> [EXERCISE DESCRIPTION]: Skip every picture and copy only the lines from the one containing "Read all visible content and emit it as JSON." to the final line of the records below.

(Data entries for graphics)
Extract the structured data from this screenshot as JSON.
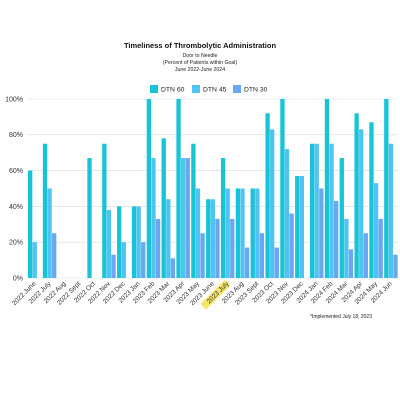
{
  "chart_data": {
    "type": "bar",
    "title": "Timeliness of Thrombolytic Administration",
    "subtitle_lines": [
      "Door to Needle",
      "(Percent of Patients within Goal)",
      "June 2022-June 2024"
    ],
    "xlabel": "",
    "ylabel": "",
    "ylim": [
      0,
      100
    ],
    "yticks": [
      "0%",
      "20%",
      "40%",
      "60%",
      "80%",
      "100%"
    ],
    "grid": true,
    "legend_position": "top-center",
    "highlighted_category": "2023 July",
    "highlight_color": "#f5e66a",
    "note": "*Implemented July 18, 2023",
    "categories": [
      "2022 June",
      "2022 July",
      "2022 Aug",
      "2022 Sept",
      "2022 Oct",
      "2022 Nov",
      "2022 Dec",
      "2023 Jan",
      "2023 Feb",
      "2023 Mar",
      "2023 Apr",
      "2023 May",
      "2023 June",
      "2023 July",
      "2023 Aug",
      "2023 Sept",
      "2023 Oct",
      "2023 Nov",
      "2023 Dec",
      "2024 Jan",
      "2024 Feb",
      "2024 Mar",
      "2024 Apr",
      "2024 May",
      "2024 Jun"
    ],
    "series": [
      {
        "name": "DTN 60",
        "color": "#17c3d6",
        "values": [
          60,
          75,
          0,
          0,
          67,
          75,
          40,
          40,
          100,
          78,
          100,
          75,
          44,
          67,
          50,
          50,
          92,
          100,
          57,
          75,
          100,
          67,
          92,
          87,
          100
        ]
      },
      {
        "name": "DTN 45",
        "color": "#4fc3f2",
        "values": [
          20,
          50,
          0,
          0,
          0,
          38,
          20,
          40,
          67,
          44,
          67,
          50,
          44,
          50,
          50,
          50,
          83,
          72,
          57,
          75,
          75,
          33,
          83,
          53,
          75
        ]
      },
      {
        "name": "DTN 30",
        "color": "#6aa7f0",
        "values": [
          0,
          25,
          0,
          0,
          0,
          13,
          0,
          20,
          33,
          11,
          67,
          25,
          33,
          33,
          17,
          25,
          17,
          36,
          0,
          50,
          43,
          16,
          25,
          33,
          13
        ]
      }
    ]
  }
}
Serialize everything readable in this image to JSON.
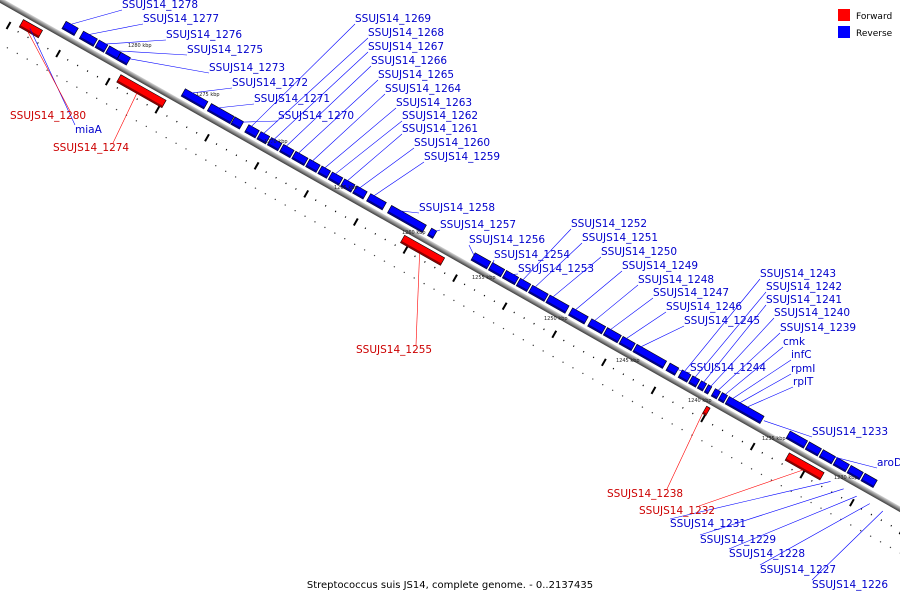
{
  "caption": "Streptococcus suis JS14, complete genome. - 0..2137435",
  "legend": [
    {
      "name": "Forward",
      "color": "#ff0000"
    },
    {
      "name": "Reverse",
      "color": "#0000ff"
    }
  ],
  "scale_labels": [
    "1280 kbp",
    "1275 kbp",
    "1270 kbp",
    "1265 kbp",
    "1260 kbp",
    "1255 kbp",
    "1250 kbp",
    "1245 kbp",
    "1240 kbp",
    "1235 kbp",
    "1230 kbp"
  ],
  "forward_labels": [
    "SSUJS14_1280",
    "SSUJS14_1274",
    "SSUJS14_1255",
    "SSUJS14_1238",
    "SSUJS14_1232"
  ],
  "reverse_labels": [
    "SSUJS14_1278",
    "SSUJS14_1277",
    "SSUJS14_1276",
    "SSUJS14_1275",
    "SSUJS14_1273",
    "SSUJS14_1272",
    "SSUJS14_1271",
    "SSUJS14_1270",
    "miaA",
    "SSUJS14_1269",
    "SSUJS14_1268",
    "SSUJS14_1267",
    "SSUJS14_1266",
    "SSUJS14_1265",
    "SSUJS14_1264",
    "SSUJS14_1263",
    "SSUJS14_1262",
    "SSUJS14_1261",
    "SSUJS14_1260",
    "SSUJS14_1259",
    "SSUJS14_1258",
    "SSUJS14_1257",
    "SSUJS14_1256",
    "SSUJS14_1254",
    "SSUJS14_1253",
    "SSUJS14_1252",
    "SSUJS14_1251",
    "SSUJS14_1250",
    "SSUJS14_1249",
    "SSUJS14_1248",
    "SSUJS14_1247",
    "SSUJS14_1246",
    "SSUJS14_1245",
    "SSUJS14_1244",
    "SSUJS14_1243",
    "SSUJS14_1242",
    "SSUJS14_1241",
    "SSUJS14_1240",
    "SSUJS14_1239",
    "cmk",
    "infC",
    "rpmI",
    "rplT",
    "SSUJS14_1233",
    "aroD",
    "SSUJS14_1231",
    "SSUJS14_1229",
    "SSUJS14_1228",
    "SSUJS14_1227",
    "SSUJS14_1226"
  ]
}
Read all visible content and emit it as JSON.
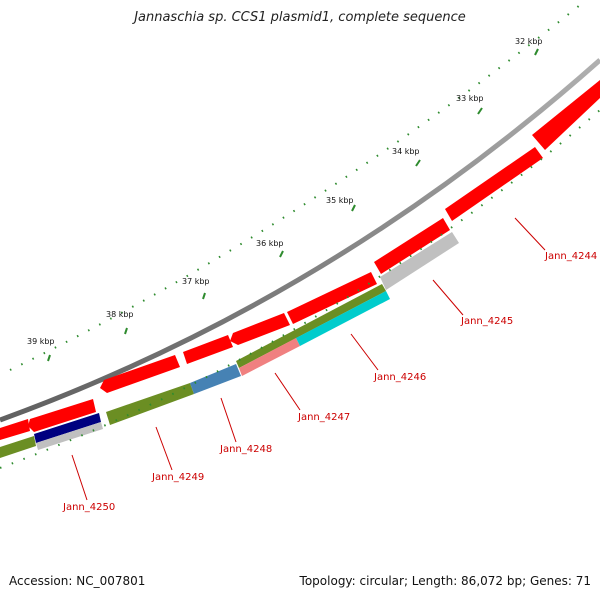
{
  "title": "Jannaschia sp. CCS1 plasmid1, complete sequence",
  "footer": {
    "accession": "Accession: NC_007801",
    "topology": "Topology: circular; Length: 86,072 bp; Genes: 71"
  },
  "ticks": [
    "32 kbp",
    "33 kbp",
    "34 kbp",
    "35 kbp",
    "36 kbp",
    "37 kbp",
    "38 kbp",
    "39 kbp"
  ],
  "gene_labels": [
    "Jann_4244",
    "Jann_4245",
    "Jann_4246",
    "Jann_4247",
    "Jann_4248",
    "Jann_4249",
    "Jann_4250"
  ],
  "colors": {
    "cds_red": "#ff0000",
    "backbone": "#808080",
    "olive": "#6b8e23",
    "steelblue": "#4682b4",
    "cyan": "#00cccc",
    "salmon": "#f08080",
    "navy": "#000080",
    "grey": "#c0c0c0",
    "tick_green": "#2e8b2e",
    "label_red": "#cc0000"
  }
}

> [THE COMPLETED TASK]:
Read all visible content and emit it as JSON.
{
  "title": "Jannaschia sp. CCS1 plasmid1, complete sequence",
  "footer": {
    "accession": "Accession: NC_007801",
    "topology": "Topology: circular; Length: 86,072 bp; Genes: 71"
  },
  "ticks": [
    "32 kbp",
    "33 kbp",
    "34 kbp",
    "35 kbp",
    "36 kbp",
    "37 kbp",
    "38 kbp",
    "39 kbp"
  ],
  "gene_labels": [
    "Jann_4244",
    "Jann_4245",
    "Jann_4246",
    "Jann_4247",
    "Jann_4248",
    "Jann_4249",
    "Jann_4250"
  ],
  "colors": {
    "cds_red": "#ff0000",
    "backbone": "#808080",
    "olive": "#6b8e23",
    "steelblue": "#4682b4",
    "cyan": "#00cccc",
    "salmon": "#f08080",
    "navy": "#000080",
    "grey": "#c0c0c0",
    "tick_green": "#2e8b2e",
    "label_red": "#cc0000"
  }
}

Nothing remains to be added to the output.